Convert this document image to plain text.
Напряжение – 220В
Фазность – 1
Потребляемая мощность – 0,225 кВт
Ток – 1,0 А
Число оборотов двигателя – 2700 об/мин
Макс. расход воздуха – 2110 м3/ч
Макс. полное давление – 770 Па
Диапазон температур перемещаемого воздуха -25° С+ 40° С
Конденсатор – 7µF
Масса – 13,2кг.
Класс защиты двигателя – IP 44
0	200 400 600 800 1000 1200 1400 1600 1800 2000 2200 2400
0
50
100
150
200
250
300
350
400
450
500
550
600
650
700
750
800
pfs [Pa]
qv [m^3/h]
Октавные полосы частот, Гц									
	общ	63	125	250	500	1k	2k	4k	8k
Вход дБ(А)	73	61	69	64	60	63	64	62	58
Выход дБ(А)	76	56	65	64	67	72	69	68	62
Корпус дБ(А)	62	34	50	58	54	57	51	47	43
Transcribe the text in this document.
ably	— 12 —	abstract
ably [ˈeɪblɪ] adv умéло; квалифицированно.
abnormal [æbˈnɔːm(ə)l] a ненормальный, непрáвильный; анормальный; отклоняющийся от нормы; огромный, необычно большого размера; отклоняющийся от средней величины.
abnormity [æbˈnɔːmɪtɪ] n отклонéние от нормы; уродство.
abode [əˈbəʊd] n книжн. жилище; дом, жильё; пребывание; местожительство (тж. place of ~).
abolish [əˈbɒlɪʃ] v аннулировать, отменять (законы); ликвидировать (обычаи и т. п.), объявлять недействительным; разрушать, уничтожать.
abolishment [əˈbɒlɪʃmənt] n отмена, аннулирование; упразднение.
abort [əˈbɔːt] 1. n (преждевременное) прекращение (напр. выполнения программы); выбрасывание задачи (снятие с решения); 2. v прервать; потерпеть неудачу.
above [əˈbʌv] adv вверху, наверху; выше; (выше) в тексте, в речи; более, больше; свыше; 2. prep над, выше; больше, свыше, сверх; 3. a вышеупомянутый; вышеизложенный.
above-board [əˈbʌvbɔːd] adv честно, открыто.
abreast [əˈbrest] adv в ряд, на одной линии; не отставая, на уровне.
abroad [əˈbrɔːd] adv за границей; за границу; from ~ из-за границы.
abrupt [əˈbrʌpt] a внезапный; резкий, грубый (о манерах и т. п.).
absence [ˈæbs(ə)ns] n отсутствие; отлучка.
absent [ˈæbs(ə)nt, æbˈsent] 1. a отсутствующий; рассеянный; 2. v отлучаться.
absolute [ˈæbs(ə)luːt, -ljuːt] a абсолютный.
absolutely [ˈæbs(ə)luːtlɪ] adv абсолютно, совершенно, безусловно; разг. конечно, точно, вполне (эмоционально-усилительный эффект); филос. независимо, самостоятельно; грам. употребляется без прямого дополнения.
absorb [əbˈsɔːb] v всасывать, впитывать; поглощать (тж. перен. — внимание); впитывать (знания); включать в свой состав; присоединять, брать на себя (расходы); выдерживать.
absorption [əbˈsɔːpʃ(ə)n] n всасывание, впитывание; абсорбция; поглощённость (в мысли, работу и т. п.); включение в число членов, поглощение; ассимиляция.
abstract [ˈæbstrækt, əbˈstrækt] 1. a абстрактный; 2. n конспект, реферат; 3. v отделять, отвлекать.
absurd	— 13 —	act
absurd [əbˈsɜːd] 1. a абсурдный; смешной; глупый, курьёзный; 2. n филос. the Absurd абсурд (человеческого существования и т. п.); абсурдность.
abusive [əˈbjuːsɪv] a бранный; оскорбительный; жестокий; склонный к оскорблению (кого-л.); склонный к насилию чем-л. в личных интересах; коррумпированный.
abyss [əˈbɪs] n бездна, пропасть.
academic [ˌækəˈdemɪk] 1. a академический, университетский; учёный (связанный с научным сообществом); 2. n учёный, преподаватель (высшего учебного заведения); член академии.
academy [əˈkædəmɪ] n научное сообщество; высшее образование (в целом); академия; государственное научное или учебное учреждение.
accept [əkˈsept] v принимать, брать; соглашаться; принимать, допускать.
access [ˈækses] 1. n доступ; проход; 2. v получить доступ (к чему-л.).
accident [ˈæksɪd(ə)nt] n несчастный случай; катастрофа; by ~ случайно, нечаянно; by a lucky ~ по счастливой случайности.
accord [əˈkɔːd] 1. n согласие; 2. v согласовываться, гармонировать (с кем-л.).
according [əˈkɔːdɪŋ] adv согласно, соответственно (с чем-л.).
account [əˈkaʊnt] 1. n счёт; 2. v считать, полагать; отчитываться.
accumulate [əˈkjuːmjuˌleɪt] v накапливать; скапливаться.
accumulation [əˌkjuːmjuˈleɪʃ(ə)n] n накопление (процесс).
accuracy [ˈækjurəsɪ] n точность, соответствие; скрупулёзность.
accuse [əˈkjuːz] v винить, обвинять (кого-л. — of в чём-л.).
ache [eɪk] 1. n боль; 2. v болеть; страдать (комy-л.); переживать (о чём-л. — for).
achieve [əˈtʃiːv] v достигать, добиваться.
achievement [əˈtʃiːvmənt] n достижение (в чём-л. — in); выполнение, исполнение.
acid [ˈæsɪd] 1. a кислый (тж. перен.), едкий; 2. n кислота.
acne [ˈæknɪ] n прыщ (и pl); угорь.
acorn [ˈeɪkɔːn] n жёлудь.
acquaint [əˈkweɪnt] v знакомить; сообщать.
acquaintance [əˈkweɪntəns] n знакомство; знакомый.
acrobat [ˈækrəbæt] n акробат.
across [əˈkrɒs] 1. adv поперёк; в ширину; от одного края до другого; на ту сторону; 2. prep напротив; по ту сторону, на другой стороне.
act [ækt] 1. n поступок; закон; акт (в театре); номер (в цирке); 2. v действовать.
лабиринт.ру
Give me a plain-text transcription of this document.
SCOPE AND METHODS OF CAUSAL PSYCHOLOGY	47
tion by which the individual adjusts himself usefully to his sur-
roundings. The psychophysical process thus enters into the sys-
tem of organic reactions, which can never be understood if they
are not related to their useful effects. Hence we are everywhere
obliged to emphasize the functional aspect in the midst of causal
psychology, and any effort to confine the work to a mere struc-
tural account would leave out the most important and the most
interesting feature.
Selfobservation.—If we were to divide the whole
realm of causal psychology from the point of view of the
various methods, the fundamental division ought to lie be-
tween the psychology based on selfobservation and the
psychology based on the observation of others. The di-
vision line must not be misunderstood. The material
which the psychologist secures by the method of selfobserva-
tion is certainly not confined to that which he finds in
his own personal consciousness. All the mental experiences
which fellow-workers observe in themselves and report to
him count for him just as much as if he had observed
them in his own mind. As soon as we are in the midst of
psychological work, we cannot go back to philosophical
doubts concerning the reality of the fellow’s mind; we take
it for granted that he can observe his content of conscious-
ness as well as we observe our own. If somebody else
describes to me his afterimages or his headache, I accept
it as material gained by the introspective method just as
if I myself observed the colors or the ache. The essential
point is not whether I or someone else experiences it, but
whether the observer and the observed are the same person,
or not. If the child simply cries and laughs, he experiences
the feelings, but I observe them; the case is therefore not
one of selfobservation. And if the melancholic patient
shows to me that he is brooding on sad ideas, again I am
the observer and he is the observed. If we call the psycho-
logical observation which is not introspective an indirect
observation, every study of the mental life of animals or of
# # # # # # #
Transcribe all of the lines in the records precisely.

» **CORRECT RESPONSE**
Convert this document image to plain text.
Напряжение – 220В
Фазность – 1
Потребляемая мощность – 0,225 кВт
Ток – 1,0 А
Число оборотов двигателя – 2700 об/мин
Макс. расход воздуха – 2110 м3/ч
Макс. полное давление – 770 Па
Диапазон температур перемещаемого воздуха -25° С+ 40° С
Конденсатор – 7µF
Масса – 13,2кг.
Класс защиты двигателя – IP 44
0	200 400 600 800 1000 1200 1400 1600 1800 2000 2200 2400
0
50
100
150
200
250
300
350
400
450
500
550
600
650
700
750
800
pfs [Pa]
qv [m^3/h]
Октавные полосы частот, Гц									
	общ	63	125	250	500	1k	2k	4k	8k
Вход дБ(А)	73	61	69	64	60	63	64	62	58
Выход дБ(А)	76	56	65	64	67	72	69	68	62
Корпус дБ(А)	62	34	50	58	54	57	51	47	43
Transcribe the text in this document.
ably	— 12 —	abstract
ably [ˈeɪblɪ] adv умéло; квалифицированно.
abnormal [æbˈnɔːm(ə)l] a ненормальный, непрáвильный; анормальный; отклоняющийся от нормы; огромный, необычно большого размера; отклоняющийся от средней величины.
abnormity [æbˈnɔːmɪtɪ] n отклонéние от нормы; уродство.
abode [əˈbəʊd] n книжн. жилище; дом, жильё; пребывание; местожительство (тж. place of ~).
abolish [əˈbɒlɪʃ] v аннулировать, отменять (законы); ликвидировать (обычаи и т. п.), объявлять недействительным; разрушать, уничтожать.
abolishment [əˈbɒlɪʃmənt] n отмена, аннулирование; упразднение.
abort [əˈbɔːt] 1. n (преждевременное) прекращение (напр. выполнения программы); выбрасывание задачи (снятие с решения); 2. v прервать; потерпеть неудачу.
above [əˈbʌv] adv вверху, наверху; выше; (выше) в тексте, в речи; более, больше; свыше; 2. prep над, выше; больше, свыше, сверх; 3. a вышеупомянутый; вышеизложенный.
above-board [əˈbʌvbɔːd] adv честно, открыто.
abreast [əˈbrest] adv в ряд, на одной линии; не отставая, на уровне.
abroad [əˈbrɔːd] adv за границей; за границу; from ~ из-за границы.
abrupt [əˈbrʌpt] a внезапный; резкий, грубый (о манерах и т. п.).
absence [ˈæbs(ə)ns] n отсутствие; отлучка.
absent [ˈæbs(ə)nt, æbˈsent] 1. a отсутствующий; рассеянный; 2. v отлучаться.
absolute [ˈæbs(ə)luːt, -ljuːt] a абсолютный.
absolutely [ˈæbs(ə)luːtlɪ] adv абсолютно, совершенно, безусловно; разг. конечно, точно, вполне (эмоционально-усилительный эффект); филос. независимо, самостоятельно; грам. употребляется без прямого дополнения.
absorb [əbˈsɔːb] v всасывать, впитывать; поглощать (тж. перен. — внимание); впитывать (знания); включать в свой состав; присоединять, брать на себя (расходы); выдерживать.
absorption [əbˈsɔːpʃ(ə)n] n всасывание, впитывание; абсорбция; поглощённость (в мысли, работу и т. п.); включение в число членов, поглощение; ассимиляция.
abstract [ˈæbstrækt, əbˈstrækt] 1. a абстрактный; 2. n конспект, реферат; 3. v отделять, отвлекать.
absurd	— 13 —	act
absurd [əbˈsɜːd] 1. a абсурдный; смешной; глупый, курьёзный; 2. n филос. the Absurd абсурд (человеческого существования и т. п.); абсурдность.
abusive [əˈbjuːsɪv] a бранный; оскорбительный; жестокий; склонный к оскорблению (кого-л.); склонный к насилию чем-л. в личных интересах; коррумпированный.
abyss [əˈbɪs] n бездна, пропасть.
academic [ˌækəˈdemɪk] 1. a академический, университетский; учёный (связанный с научным сообществом); 2. n учёный, преподаватель (высшего учебного заведения); член академии.
academy [əˈkædəmɪ] n научное сообщество; высшее образование (в целом); академия; государственное научное или учебное учреждение.
accept [əkˈsept] v принимать, брать; соглашаться; принимать, допускать.
access [ˈækses] 1. n доступ; проход; 2. v получить доступ (к чему-л.).
accident [ˈæksɪd(ə)nt] n несчастный случай; катастрофа; by ~ случайно, нечаянно; by a lucky ~ по счастливой случайности.
accord [əˈkɔːd] 1. n согласие; 2. v согласовываться, гармонировать (с кем-л.).
according [əˈkɔːdɪŋ] adv согласно, соответственно (с чем-л.).
account [əˈkaʊnt] 1. n счёт; 2. v считать, полагать; отчитываться.
accumulate [əˈkjuːmjuˌleɪt] v накапливать; скапливаться.
accumulation [əˌkjuːmjuˈleɪʃ(ə)n] n накопление (процесс).
accuracy [ˈækjurəsɪ] n точность, соответствие; скрупулёзность.
accuse [əˈkjuːz] v винить, обвинять (кого-л. — of в чём-л.).
ache [eɪk] 1. n боль; 2. v болеть; страдать (комy-л.); переживать (о чём-л. — for).
achieve [əˈtʃiːv] v достигать, добиваться.
achievement [əˈtʃiːvmənt] n достижение (в чём-л. — in); выполнение, исполнение.
acid [ˈæsɪd] 1. a кислый (тж. перен.), едкий; 2. n кислота.
acne [ˈæknɪ] n прыщ (и pl); угорь.
acorn [ˈeɪkɔːn] n жёлудь.
acquaint [əˈkweɪnt] v знакомить; сообщать.
acquaintance [əˈkweɪntəns] n знакомство; знакомый.
acrobat [ˈækrəbæt] n акробат.
across [əˈkrɒs] 1. adv поперёк; в ширину; от одного края до другого; на ту сторону; 2. prep напротив; по ту сторону, на другой стороне.
act [ækt] 1. n поступок; закон; акт (в театре); номер (в цирке); 2. v действовать.
лабиринт.ру
Give me a plain-text transcription of this document.
SCOPE AND METHODS OF CAUSAL PSYCHOLOGY	47
tion by which the individual adjusts himself usefully to his sur-
roundings. The psychophysical process thus enters into the sys-
tem of organic reactions, which can never be understood if they
are not related to their useful effects. Hence we are everywhere
obliged to emphasize the functional aspect in the midst of causal
psychology, and any effort to confine the work to a mere struc-
tural account would leave out the most important and the most
interesting feature.
Selfobservation.—If we were to divide the whole
realm of causal psychology from the point of view of the
various methods, the fundamental division ought to lie be-
tween the psychology based on selfobservation and the
psychology based on the observation of others. The di-
vision line must not be misunderstood. The material
which the psychologist secures by the method of selfobserva-
tion is certainly not confined to that which he finds in
his own personal consciousness. All the mental experiences
which fellow-workers observe in themselves and report to
him count for him just as much as if he had observed
them in his own mind. As soon as we are in the midst of
psychological work, we cannot go back to philosophical
doubts concerning the reality of the fellow’s mind; we take
it for granted that he can observe his content of conscious-
ness as well as we observe our own. If somebody else
describes to me his afterimages or his headache, I accept
it as material gained by the introspective method just as
if I myself observed the colors or the ache. The essential
point is not whether I or someone else experiences it, but
whether the observer and the observed are the same person,
or not. If the child simply cries and laughs, he experiences
the feelings, but I observe them; the case is therefore not
one of selfobservation. And if the melancholic patient
shows to me that he is brooding on sad ideas, again I am
the observer and he is the observed. If we call the psycho-
logical observation which is not introspective an indirect
observation, every study of the mental life of animals or of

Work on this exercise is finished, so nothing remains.